TASK OBJECTIVE. Your answer should be a single number: the count of lines containing the string "altfel".

DATASET ENTRIES.
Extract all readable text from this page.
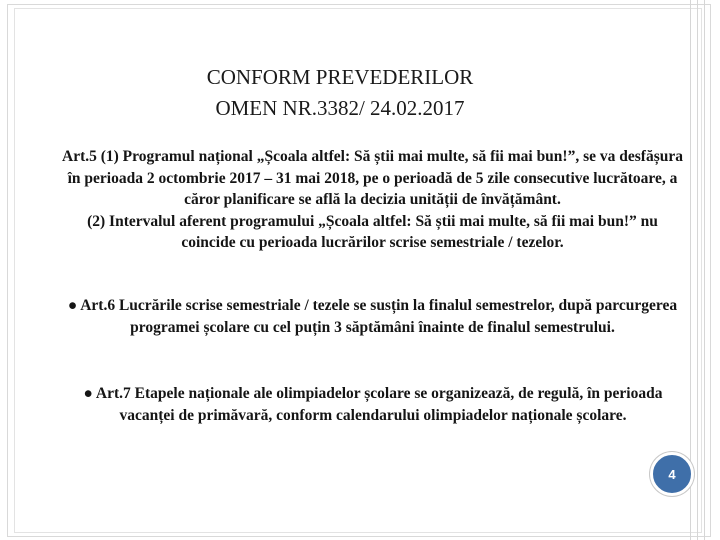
CONFORM PREVEDERILOR
OMEN NR.3382/ 24.02.2017

Art.5 (1) Programul național „Școala altfel: Să știi mai multe, să fii mai bun!”, se va desfășura în perioada 2 octombrie 2017 – 31 mai 2018, pe o perioadă de 5 zile consecutive lucrătoare, a căror planificare se află la decizia unității de învățământ.

(2) Intervalul aferent programului „Școala altfel: Să știi mai multe, să fii mai bun!” nu coincide cu perioada lucrărilor scrise semestriale / tezelor.

● Art.6 Lucrările scrise semestriale / tezele se susțin la finalul semestrelor, după parcurgerea programei școlare cu cel puțin 3 săptămâni înainte de finalul semestrului.

● Art.7 Etapele naționale ale olimpiadelor școlare se organizează, de regulă, în perioada vacanței de primăvară, conform calendarului olimpiadelor naționale școlare.

4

THE OUTPUT. 2